(Data tied to figure images)
>>>

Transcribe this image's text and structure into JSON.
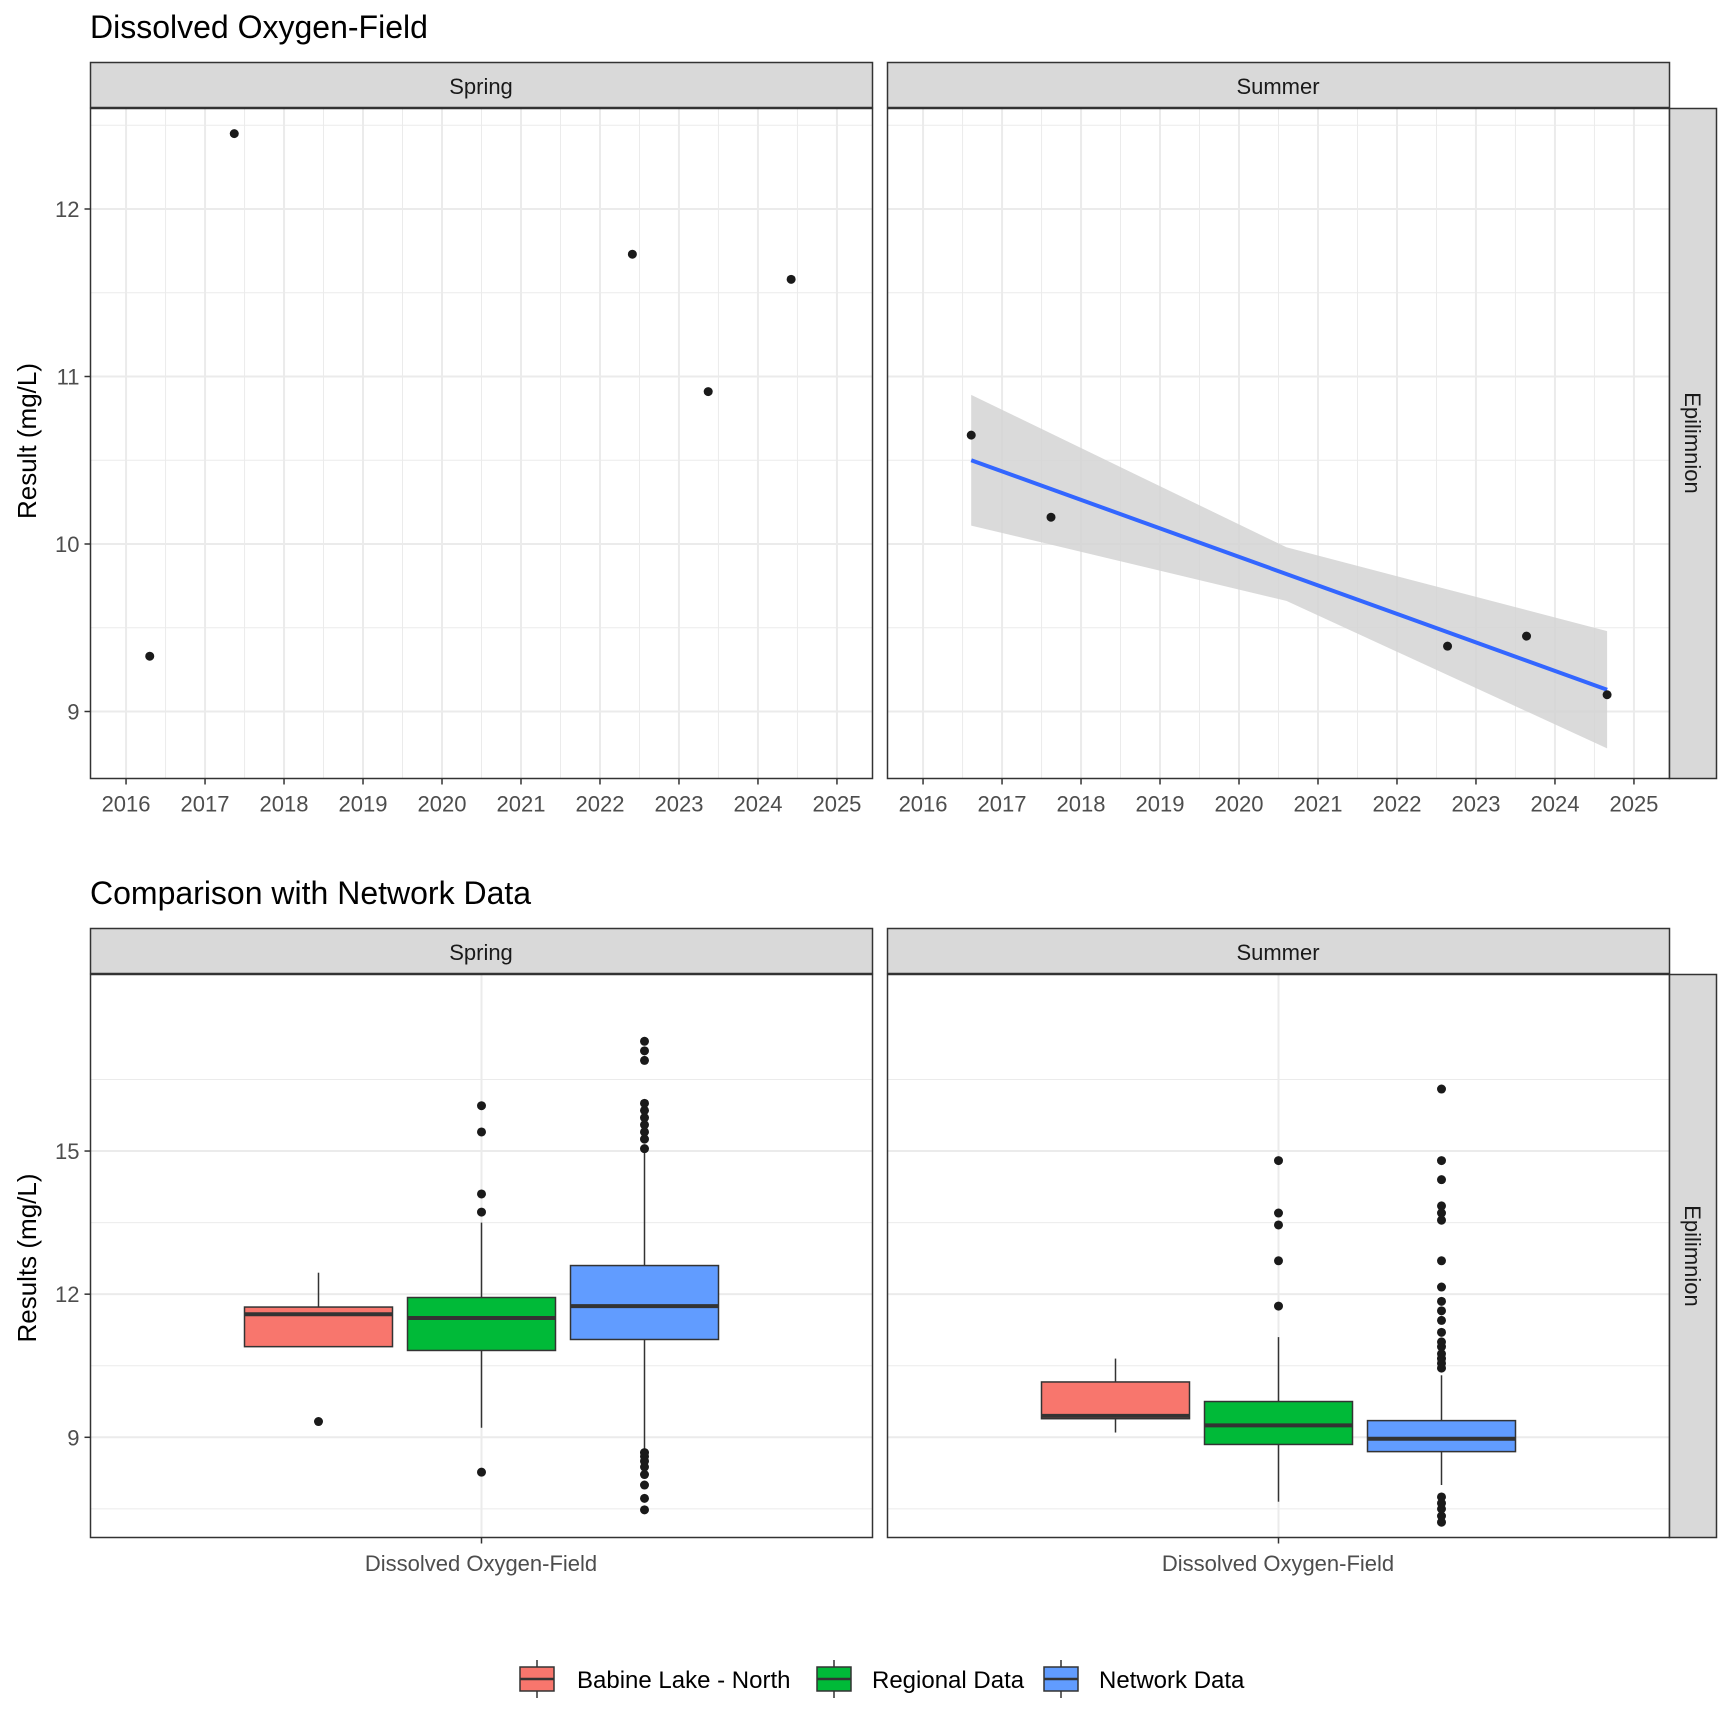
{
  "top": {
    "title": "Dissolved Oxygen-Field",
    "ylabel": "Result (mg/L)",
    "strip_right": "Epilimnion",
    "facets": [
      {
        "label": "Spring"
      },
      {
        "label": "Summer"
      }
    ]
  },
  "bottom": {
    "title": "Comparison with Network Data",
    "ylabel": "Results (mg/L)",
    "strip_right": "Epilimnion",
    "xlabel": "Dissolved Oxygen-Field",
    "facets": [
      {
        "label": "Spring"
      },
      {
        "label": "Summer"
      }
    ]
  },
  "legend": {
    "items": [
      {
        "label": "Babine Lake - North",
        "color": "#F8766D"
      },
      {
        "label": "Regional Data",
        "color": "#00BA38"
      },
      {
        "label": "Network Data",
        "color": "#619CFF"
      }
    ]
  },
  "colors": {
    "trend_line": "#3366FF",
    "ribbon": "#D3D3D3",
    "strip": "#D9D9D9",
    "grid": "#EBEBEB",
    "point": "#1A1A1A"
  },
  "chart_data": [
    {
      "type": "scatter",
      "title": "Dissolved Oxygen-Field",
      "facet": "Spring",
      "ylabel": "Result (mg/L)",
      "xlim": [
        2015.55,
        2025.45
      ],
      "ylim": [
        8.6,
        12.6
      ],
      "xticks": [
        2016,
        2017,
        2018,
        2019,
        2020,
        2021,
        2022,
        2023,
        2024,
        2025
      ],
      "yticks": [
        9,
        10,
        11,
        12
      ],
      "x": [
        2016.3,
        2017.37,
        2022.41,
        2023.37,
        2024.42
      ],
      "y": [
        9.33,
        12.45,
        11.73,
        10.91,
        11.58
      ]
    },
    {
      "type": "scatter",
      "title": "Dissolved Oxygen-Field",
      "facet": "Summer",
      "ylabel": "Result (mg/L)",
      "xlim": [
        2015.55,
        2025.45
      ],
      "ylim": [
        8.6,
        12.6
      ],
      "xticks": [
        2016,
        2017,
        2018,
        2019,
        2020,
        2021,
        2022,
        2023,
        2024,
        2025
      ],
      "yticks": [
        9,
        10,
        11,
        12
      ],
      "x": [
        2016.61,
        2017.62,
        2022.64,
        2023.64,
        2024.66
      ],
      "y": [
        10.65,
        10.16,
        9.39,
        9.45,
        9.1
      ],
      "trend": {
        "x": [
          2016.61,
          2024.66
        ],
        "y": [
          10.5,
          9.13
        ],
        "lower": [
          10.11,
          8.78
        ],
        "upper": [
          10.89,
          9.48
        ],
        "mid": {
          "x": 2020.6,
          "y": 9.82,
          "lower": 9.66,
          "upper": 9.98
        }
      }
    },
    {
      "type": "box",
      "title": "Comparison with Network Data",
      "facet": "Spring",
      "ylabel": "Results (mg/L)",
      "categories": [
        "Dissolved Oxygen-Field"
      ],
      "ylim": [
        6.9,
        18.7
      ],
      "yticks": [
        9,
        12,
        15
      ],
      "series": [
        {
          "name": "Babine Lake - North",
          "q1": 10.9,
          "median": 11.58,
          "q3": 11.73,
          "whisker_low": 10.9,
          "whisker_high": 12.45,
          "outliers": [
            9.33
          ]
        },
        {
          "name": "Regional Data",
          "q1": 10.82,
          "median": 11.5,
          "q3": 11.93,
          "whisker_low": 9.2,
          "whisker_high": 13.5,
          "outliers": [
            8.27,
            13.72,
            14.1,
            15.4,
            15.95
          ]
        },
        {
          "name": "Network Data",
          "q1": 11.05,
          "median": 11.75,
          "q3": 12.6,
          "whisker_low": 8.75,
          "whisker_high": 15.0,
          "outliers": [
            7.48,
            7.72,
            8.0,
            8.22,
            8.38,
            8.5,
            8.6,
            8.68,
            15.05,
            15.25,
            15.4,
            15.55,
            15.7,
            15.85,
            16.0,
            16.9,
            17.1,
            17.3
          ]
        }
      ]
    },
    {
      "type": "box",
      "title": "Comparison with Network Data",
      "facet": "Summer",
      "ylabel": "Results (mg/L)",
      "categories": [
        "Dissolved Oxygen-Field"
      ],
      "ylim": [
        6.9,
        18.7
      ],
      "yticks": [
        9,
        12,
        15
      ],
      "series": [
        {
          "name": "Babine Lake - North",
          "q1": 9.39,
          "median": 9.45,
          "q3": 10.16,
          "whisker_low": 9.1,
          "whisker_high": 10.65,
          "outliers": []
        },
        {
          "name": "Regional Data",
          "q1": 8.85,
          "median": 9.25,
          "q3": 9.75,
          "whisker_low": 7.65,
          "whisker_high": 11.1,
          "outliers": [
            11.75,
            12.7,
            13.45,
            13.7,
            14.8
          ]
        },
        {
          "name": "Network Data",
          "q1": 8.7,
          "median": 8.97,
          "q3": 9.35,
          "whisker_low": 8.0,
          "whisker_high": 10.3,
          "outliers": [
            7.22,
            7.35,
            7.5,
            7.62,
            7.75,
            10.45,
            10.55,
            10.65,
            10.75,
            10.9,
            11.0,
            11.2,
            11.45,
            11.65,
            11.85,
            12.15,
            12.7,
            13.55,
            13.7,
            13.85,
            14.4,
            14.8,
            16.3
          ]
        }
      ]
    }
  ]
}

<<<

Give back the entries verbatim. Do not include any picture.

Transcribe this image's text and structure into JSON.
{
  "top": {
    "title": "Dissolved Oxygen-Field",
    "ylabel": "Result (mg/L)",
    "strip_right": "Epilimnion",
    "facets": [
      {
        "label": "Spring"
      },
      {
        "label": "Summer"
      }
    ]
  },
  "bottom": {
    "title": "Comparison with Network Data",
    "ylabel": "Results (mg/L)",
    "strip_right": "Epilimnion",
    "xlabel": "Dissolved Oxygen-Field",
    "facets": [
      {
        "label": "Spring"
      },
      {
        "label": "Summer"
      }
    ]
  },
  "legend": {
    "items": [
      {
        "label": "Babine Lake - North",
        "color": "#F8766D"
      },
      {
        "label": "Regional Data",
        "color": "#00BA38"
      },
      {
        "label": "Network Data",
        "color": "#619CFF"
      }
    ]
  },
  "colors": {
    "trend_line": "#3366FF",
    "ribbon": "#D3D3D3",
    "strip": "#D9D9D9",
    "grid": "#EBEBEB",
    "point": "#1A1A1A"
  },
  "chart_data": [
    {
      "type": "scatter",
      "title": "Dissolved Oxygen-Field",
      "facet": "Spring",
      "ylabel": "Result (mg/L)",
      "xlim": [
        2015.55,
        2025.45
      ],
      "ylim": [
        8.6,
        12.6
      ],
      "xticks": [
        2016,
        2017,
        2018,
        2019,
        2020,
        2021,
        2022,
        2023,
        2024,
        2025
      ],
      "yticks": [
        9,
        10,
        11,
        12
      ],
      "x": [
        2016.3,
        2017.37,
        2022.41,
        2023.37,
        2024.42
      ],
      "y": [
        9.33,
        12.45,
        11.73,
        10.91,
        11.58
      ]
    },
    {
      "type": "scatter",
      "title": "Dissolved Oxygen-Field",
      "facet": "Summer",
      "ylabel": "Result (mg/L)",
      "xlim": [
        2015.55,
        2025.45
      ],
      "ylim": [
        8.6,
        12.6
      ],
      "xticks": [
        2016,
        2017,
        2018,
        2019,
        2020,
        2021,
        2022,
        2023,
        2024,
        2025
      ],
      "yticks": [
        9,
        10,
        11,
        12
      ],
      "x": [
        2016.61,
        2017.62,
        2022.64,
        2023.64,
        2024.66
      ],
      "y": [
        10.65,
        10.16,
        9.39,
        9.45,
        9.1
      ],
      "trend": {
        "x": [
          2016.61,
          2024.66
        ],
        "y": [
          10.5,
          9.13
        ],
        "lower": [
          10.11,
          8.78
        ],
        "upper": [
          10.89,
          9.48
        ],
        "mid": {
          "x": 2020.6,
          "y": 9.82,
          "lower": 9.66,
          "upper": 9.98
        }
      }
    },
    {
      "type": "box",
      "title": "Comparison with Network Data",
      "facet": "Spring",
      "ylabel": "Results (mg/L)",
      "categories": [
        "Dissolved Oxygen-Field"
      ],
      "ylim": [
        6.9,
        18.7
      ],
      "yticks": [
        9,
        12,
        15
      ],
      "series": [
        {
          "name": "Babine Lake - North",
          "q1": 10.9,
          "median": 11.58,
          "q3": 11.73,
          "whisker_low": 10.9,
          "whisker_high": 12.45,
          "outliers": [
            9.33
          ]
        },
        {
          "name": "Regional Data",
          "q1": 10.82,
          "median": 11.5,
          "q3": 11.93,
          "whisker_low": 9.2,
          "whisker_high": 13.5,
          "outliers": [
            8.27,
            13.72,
            14.1,
            15.4,
            15.95
          ]
        },
        {
          "name": "Network Data",
          "q1": 11.05,
          "median": 11.75,
          "q3": 12.6,
          "whisker_low": 8.75,
          "whisker_high": 15.0,
          "outliers": [
            7.48,
            7.72,
            8.0,
            8.22,
            8.38,
            8.5,
            8.6,
            8.68,
            15.05,
            15.25,
            15.4,
            15.55,
            15.7,
            15.85,
            16.0,
            16.9,
            17.1,
            17.3
          ]
        }
      ]
    },
    {
      "type": "box",
      "title": "Comparison with Network Data",
      "facet": "Summer",
      "ylabel": "Results (mg/L)",
      "categories": [
        "Dissolved Oxygen-Field"
      ],
      "ylim": [
        6.9,
        18.7
      ],
      "yticks": [
        9,
        12,
        15
      ],
      "series": [
        {
          "name": "Babine Lake - North",
          "q1": 9.39,
          "median": 9.45,
          "q3": 10.16,
          "whisker_low": 9.1,
          "whisker_high": 10.65,
          "outliers": []
        },
        {
          "name": "Regional Data",
          "q1": 8.85,
          "median": 9.25,
          "q3": 9.75,
          "whisker_low": 7.65,
          "whisker_high": 11.1,
          "outliers": [
            11.75,
            12.7,
            13.45,
            13.7,
            14.8
          ]
        },
        {
          "name": "Network Data",
          "q1": 8.7,
          "median": 8.97,
          "q3": 9.35,
          "whisker_low": 8.0,
          "whisker_high": 10.3,
          "outliers": [
            7.22,
            7.35,
            7.5,
            7.62,
            7.75,
            10.45,
            10.55,
            10.65,
            10.75,
            10.9,
            11.0,
            11.2,
            11.45,
            11.65,
            11.85,
            12.15,
            12.7,
            13.55,
            13.7,
            13.85,
            14.4,
            14.8,
            16.3
          ]
        }
      ]
    }
  ]
}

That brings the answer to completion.